- **Your instructions**
Go through the data below. List every line that holds the word "Info".

Stored data
———

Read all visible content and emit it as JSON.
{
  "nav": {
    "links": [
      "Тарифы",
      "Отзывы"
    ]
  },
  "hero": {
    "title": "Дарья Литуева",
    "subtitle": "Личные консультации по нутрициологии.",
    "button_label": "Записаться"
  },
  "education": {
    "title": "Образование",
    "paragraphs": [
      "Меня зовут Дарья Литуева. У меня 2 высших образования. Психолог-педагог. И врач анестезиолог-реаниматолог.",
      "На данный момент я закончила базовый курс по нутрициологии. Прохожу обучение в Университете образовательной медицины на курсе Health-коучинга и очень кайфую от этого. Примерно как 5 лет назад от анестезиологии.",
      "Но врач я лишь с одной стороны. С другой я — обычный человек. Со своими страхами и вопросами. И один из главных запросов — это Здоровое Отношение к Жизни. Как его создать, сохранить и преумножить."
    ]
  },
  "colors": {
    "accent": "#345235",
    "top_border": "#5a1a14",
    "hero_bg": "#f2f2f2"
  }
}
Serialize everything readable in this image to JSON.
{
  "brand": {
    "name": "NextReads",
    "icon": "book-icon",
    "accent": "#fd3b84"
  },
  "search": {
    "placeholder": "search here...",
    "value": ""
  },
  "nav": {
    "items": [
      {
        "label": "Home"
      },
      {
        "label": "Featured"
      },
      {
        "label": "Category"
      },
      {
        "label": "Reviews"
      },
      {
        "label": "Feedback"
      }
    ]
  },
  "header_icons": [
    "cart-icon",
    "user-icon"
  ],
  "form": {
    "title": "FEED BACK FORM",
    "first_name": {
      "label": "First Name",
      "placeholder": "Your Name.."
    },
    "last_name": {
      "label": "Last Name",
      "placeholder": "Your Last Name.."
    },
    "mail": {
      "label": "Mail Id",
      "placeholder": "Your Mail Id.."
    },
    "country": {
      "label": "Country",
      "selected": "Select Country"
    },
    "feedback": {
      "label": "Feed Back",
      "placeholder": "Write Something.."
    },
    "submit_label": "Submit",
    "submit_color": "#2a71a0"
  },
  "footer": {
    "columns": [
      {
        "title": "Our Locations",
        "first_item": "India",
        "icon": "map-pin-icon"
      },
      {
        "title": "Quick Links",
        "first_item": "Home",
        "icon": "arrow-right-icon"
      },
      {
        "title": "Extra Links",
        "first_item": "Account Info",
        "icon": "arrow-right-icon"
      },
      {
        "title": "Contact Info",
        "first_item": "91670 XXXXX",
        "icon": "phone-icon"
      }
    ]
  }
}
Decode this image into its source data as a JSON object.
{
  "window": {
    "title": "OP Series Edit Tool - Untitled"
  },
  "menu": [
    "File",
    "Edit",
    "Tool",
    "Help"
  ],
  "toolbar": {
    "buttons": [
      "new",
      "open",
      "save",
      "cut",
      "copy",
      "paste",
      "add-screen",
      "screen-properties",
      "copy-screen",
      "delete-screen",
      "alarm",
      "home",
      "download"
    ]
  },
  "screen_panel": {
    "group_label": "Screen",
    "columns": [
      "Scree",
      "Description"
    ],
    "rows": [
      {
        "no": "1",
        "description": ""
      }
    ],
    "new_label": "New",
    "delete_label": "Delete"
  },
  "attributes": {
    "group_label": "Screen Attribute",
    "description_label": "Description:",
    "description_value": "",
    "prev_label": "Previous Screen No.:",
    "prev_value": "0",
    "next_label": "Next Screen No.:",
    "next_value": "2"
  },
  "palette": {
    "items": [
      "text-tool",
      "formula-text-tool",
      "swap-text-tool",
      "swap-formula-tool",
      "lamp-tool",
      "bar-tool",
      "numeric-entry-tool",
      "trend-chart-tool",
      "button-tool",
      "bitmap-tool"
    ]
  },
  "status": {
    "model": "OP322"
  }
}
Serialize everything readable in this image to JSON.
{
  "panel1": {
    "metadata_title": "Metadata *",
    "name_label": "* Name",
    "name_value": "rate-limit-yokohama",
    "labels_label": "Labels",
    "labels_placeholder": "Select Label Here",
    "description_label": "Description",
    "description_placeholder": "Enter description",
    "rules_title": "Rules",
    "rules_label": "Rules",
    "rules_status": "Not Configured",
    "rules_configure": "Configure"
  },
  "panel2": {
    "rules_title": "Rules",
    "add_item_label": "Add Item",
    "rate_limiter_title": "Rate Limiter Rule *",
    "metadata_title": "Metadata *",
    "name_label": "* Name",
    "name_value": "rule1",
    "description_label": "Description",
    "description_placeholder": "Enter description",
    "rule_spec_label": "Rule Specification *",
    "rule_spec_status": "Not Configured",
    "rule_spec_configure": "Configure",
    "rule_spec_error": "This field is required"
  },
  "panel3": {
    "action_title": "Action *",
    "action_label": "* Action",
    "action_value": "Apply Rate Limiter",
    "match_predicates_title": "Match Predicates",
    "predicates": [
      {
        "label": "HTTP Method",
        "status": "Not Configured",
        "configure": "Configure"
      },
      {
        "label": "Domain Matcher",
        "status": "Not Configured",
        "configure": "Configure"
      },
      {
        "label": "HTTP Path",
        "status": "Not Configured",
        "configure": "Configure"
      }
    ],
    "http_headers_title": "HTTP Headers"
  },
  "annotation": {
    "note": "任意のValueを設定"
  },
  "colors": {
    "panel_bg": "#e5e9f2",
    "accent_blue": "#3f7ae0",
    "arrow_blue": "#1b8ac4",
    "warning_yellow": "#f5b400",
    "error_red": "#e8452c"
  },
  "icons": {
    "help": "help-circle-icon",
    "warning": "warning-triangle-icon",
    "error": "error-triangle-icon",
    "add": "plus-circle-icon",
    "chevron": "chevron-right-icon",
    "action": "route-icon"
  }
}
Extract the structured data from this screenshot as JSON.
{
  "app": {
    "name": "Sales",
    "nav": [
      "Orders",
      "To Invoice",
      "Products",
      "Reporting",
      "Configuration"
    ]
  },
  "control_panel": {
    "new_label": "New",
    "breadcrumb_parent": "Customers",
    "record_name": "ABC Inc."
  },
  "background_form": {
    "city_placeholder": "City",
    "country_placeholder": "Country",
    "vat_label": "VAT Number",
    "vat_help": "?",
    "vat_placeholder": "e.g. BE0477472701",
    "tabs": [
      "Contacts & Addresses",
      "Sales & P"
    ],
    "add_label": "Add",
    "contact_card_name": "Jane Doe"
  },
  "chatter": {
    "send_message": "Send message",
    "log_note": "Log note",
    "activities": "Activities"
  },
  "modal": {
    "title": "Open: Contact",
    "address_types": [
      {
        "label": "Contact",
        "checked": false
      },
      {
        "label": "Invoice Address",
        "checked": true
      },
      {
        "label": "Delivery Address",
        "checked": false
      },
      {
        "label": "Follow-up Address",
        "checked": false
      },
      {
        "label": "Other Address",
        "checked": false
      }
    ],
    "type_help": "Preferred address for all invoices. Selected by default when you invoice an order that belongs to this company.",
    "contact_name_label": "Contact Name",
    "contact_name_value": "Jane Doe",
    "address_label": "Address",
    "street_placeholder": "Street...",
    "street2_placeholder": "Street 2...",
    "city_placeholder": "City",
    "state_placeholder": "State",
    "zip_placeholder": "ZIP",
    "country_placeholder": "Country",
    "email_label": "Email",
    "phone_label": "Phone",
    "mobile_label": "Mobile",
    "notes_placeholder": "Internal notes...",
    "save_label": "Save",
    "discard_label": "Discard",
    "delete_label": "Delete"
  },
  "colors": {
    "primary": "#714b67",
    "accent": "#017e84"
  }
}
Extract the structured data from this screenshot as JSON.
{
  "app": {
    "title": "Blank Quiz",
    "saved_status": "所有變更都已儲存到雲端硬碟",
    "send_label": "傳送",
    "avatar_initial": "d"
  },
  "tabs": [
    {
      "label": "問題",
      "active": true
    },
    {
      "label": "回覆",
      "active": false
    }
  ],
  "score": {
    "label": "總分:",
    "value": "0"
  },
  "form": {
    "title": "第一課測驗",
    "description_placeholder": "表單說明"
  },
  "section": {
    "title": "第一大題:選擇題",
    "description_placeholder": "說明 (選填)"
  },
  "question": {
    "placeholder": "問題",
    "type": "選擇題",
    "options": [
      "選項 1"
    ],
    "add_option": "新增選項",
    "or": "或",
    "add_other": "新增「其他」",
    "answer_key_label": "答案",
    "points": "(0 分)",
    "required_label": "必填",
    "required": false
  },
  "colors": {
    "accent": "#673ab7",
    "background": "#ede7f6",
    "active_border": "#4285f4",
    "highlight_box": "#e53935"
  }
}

———

- **Answer for this exercise**
        "first_item": "Account Info",
        "title": "Contact Info",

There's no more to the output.